Work instructions
Take every line where the string "Delphi" appears and copy it.

Records for the exercise
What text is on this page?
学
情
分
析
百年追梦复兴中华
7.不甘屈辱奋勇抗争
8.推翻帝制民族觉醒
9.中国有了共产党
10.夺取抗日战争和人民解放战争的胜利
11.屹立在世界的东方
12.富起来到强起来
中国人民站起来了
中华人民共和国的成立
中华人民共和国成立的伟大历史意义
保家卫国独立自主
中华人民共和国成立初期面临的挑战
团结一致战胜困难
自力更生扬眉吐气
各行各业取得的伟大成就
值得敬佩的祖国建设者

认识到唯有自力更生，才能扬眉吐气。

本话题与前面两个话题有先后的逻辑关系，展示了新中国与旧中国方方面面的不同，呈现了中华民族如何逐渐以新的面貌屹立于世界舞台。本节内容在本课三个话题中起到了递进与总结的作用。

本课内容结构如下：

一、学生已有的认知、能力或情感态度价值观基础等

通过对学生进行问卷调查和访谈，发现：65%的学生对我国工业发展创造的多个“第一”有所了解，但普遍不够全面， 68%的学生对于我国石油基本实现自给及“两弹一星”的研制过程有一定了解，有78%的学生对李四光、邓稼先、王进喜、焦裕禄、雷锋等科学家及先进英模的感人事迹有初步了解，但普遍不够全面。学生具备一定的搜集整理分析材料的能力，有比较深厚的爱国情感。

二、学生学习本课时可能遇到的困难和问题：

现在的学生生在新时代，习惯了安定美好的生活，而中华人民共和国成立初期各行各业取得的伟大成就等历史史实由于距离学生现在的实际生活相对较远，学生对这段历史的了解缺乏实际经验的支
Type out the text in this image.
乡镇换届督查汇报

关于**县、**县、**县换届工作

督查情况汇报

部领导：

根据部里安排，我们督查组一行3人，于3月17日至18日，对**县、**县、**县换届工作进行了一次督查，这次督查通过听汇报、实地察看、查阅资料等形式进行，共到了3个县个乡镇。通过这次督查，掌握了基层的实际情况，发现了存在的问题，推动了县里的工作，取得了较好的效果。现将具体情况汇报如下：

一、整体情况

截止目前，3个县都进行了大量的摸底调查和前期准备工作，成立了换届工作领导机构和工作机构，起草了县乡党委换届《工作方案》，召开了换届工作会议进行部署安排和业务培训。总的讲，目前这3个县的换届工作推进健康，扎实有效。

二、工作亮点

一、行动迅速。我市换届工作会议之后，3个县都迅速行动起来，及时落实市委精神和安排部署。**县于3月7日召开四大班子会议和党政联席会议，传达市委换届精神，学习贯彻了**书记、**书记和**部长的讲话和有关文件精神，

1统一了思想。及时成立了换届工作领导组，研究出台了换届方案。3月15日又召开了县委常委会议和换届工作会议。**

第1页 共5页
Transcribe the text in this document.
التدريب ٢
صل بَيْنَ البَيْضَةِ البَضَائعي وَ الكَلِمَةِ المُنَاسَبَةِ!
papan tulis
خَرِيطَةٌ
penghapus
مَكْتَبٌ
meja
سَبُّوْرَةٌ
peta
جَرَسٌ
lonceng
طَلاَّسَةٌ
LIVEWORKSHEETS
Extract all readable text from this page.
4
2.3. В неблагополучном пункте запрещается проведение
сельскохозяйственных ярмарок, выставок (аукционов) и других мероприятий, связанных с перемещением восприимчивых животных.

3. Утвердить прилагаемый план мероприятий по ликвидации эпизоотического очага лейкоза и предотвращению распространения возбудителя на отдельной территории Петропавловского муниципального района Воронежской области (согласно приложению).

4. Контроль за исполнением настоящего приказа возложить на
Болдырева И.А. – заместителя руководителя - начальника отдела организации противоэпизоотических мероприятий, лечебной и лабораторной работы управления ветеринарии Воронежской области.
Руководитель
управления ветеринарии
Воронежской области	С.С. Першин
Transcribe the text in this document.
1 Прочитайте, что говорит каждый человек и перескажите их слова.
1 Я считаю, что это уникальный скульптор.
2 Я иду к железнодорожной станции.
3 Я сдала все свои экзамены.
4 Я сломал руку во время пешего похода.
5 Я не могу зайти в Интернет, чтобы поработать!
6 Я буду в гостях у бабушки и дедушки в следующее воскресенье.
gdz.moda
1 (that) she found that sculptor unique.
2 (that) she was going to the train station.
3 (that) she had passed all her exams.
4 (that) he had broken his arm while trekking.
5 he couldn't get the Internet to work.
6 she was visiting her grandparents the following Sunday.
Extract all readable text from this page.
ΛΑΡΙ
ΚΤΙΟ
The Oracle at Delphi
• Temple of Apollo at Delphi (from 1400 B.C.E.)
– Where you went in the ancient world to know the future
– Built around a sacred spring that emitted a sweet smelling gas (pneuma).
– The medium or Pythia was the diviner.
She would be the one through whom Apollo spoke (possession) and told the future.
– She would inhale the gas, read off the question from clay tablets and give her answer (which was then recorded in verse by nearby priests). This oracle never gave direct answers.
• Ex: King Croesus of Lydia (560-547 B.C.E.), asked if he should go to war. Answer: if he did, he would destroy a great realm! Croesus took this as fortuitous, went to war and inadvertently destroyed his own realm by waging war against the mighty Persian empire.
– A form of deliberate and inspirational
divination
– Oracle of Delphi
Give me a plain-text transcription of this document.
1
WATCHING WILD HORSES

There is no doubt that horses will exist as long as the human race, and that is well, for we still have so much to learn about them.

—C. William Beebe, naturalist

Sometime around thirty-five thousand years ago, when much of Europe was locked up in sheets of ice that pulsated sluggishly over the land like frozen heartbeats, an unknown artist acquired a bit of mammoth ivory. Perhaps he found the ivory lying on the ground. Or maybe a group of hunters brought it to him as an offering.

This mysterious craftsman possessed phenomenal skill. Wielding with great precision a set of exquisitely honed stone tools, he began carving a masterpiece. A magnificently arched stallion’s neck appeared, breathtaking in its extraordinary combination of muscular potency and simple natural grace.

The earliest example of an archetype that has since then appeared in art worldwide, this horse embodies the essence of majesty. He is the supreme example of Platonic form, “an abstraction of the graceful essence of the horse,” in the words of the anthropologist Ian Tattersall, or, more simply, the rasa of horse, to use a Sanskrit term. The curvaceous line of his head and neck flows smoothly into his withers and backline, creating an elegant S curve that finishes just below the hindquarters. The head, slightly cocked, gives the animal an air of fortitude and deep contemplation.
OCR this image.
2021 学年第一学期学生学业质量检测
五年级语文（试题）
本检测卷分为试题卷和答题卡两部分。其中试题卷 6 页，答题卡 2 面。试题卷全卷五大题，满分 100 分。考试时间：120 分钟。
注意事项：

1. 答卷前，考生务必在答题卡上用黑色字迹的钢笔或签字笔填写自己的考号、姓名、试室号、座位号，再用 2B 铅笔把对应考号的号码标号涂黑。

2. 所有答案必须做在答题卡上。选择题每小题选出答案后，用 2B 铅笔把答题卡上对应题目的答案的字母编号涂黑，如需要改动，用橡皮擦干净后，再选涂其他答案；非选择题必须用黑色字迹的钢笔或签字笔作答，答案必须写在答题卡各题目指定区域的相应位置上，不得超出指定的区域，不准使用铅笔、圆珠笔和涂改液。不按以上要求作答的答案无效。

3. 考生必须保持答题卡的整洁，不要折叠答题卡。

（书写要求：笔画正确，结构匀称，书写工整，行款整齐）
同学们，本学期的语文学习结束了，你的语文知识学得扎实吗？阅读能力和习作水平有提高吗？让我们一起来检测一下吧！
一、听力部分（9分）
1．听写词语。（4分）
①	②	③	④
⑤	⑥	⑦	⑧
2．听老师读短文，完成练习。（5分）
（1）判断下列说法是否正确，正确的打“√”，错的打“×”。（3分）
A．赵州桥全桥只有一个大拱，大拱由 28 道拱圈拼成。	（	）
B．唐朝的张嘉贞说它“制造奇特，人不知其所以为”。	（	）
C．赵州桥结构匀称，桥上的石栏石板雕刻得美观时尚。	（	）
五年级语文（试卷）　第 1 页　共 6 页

The output
The Oracle at Delphi
• Temple of Apollo at Delphi (from 1400 B.C.E.)
– Oracle of Delphi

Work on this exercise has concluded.